PROBLEM DESCRIPTION →
Transcribe the records below exactly, leaving out any pictures.

Records excerpted from a collection
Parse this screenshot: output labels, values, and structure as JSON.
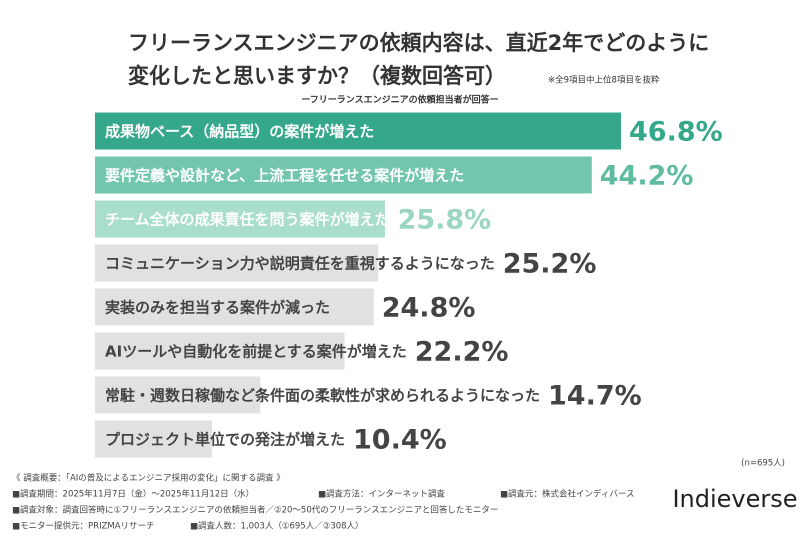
{
  "chart_data": {
    "type": "hbar",
    "title": [
      "フリーランスエンジニアの依頼内容は、直近2年でどのように",
      "変化したと思いますか？（複数回答可）"
    ],
    "note": "※全9項目中上位8項目を抜粋",
    "subtitle": "ーフリーランスエンジニアの依頼担当者が回答ー",
    "categories": [
      "成果物ベース（納品型）の案件が増えた",
      "要件定義や設計など、上流工程を任せる案件が増えた",
      "チーム全体の成果責任を問う案件が増えた",
      "コミュニケーション力や説明責任を重視するようになった",
      "実装のみを担当する案件が減った",
      "AIツールや自動化を前提とする案件が増えた",
      "常駐・週数日稼働など条件面の柔軟性が求められるようになった",
      "プロジェクト単位での発注が増えた"
    ],
    "values": [
      46.8,
      44.2,
      25.8,
      25.2,
      24.8,
      22.2,
      14.7,
      10.4
    ],
    "value_labels": [
      "46.8%",
      "44.2%",
      "25.8%",
      "25.2%",
      "24.8%",
      "22.2%",
      "14.7%",
      "10.4%"
    ],
    "colors": [
      "#35a88b",
      "#72c6ad",
      "#a9ddcc",
      "#e1e1e1",
      "#e1e1e1",
      "#e1e1e1",
      "#e1e1e1",
      "#e1e1e1"
    ],
    "category_label_colors": [
      "#ffffff",
      "#ffffff",
      "#ffffff",
      "#444444",
      "#444444",
      "#444444",
      "#444444",
      "#444444"
    ],
    "value_label_colors": [
      "#35a88b",
      "#5fbca1",
      "#9bd6c3",
      "#444444",
      "#444444",
      "#444444",
      "#444444",
      "#444444"
    ]
  },
  "footer": {
    "sample": "(n=695人)",
    "heading": "《 調査概要：「AIの普及によるエンジニア採用の変化」に関する調査 》",
    "period": "■調査期間：2025年11月7日（金）～2025年11月12日（水）",
    "method": "■調査方法：インターネット調査",
    "source": "■調査元：株式会社インディバース",
    "target": "■調査対象：調査回答時に①フリーランスエンジニアの依頼担当者／②20～50代のフリーランスエンジニアと回答したモニター",
    "provider": "■モニター提供元：PRIZMAリサーチ",
    "count": "■調査人数：1,003人（①695人／②308人）",
    "logo": "Indieverse"
  }
}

WORKED SOLUTION →
Parse this screenshot: output labels, values, and structure as JSON.
{
  "chart_data": {
    "type": "hbar",
    "title": [
      "フリーランスエンジニアの依頼内容は、直近2年でどのように",
      "変化したと思いますか？（複数回答可）"
    ],
    "note": "※全9項目中上位8項目を抜粋",
    "subtitle": "ーフリーランスエンジニアの依頼担当者が回答ー",
    "categories": [
      "成果物ベース（納品型）の案件が増えた",
      "要件定義や設計など、上流工程を任せる案件が増えた",
      "チーム全体の成果責任を問う案件が増えた",
      "コミュニケーション力や説明責任を重視するようになった",
      "実装のみを担当する案件が減った",
      "AIツールや自動化を前提とする案件が増えた",
      "常駐・週数日稼働など条件面の柔軟性が求められるようになった",
      "プロジェクト単位での発注が増えた"
    ],
    "values": [
      46.8,
      44.2,
      25.8,
      25.2,
      24.8,
      22.2,
      14.7,
      10.4
    ],
    "value_labels": [
      "46.8%",
      "44.2%",
      "25.8%",
      "25.2%",
      "24.8%",
      "22.2%",
      "14.7%",
      "10.4%"
    ],
    "colors": [
      "#35a88b",
      "#72c6ad",
      "#a9ddcc",
      "#e1e1e1",
      "#e1e1e1",
      "#e1e1e1",
      "#e1e1e1",
      "#e1e1e1"
    ],
    "category_label_colors": [
      "#ffffff",
      "#ffffff",
      "#ffffff",
      "#444444",
      "#444444",
      "#444444",
      "#444444",
      "#444444"
    ],
    "value_label_colors": [
      "#35a88b",
      "#5fbca1",
      "#9bd6c3",
      "#444444",
      "#444444",
      "#444444",
      "#444444",
      "#444444"
    ]
  },
  "footer": {
    "sample": "(n=695人)",
    "heading": "《 調査概要：「AIの普及によるエンジニア採用の変化」に関する調査 》",
    "period": "■調査期間：2025年11月7日（金）～2025年11月12日（水）",
    "method": "■調査方法：インターネット調査",
    "source": "■調査元：株式会社インディバース",
    "target": "■調査対象：調査回答時に①フリーランスエンジニアの依頼担当者／②20～50代のフリーランスエンジニアと回答したモニター",
    "provider": "■モニター提供元：PRIZMAリサーチ",
    "count": "■調査人数：1,003人（①695人／②308人）",
    "logo": "Indieverse"
  }
}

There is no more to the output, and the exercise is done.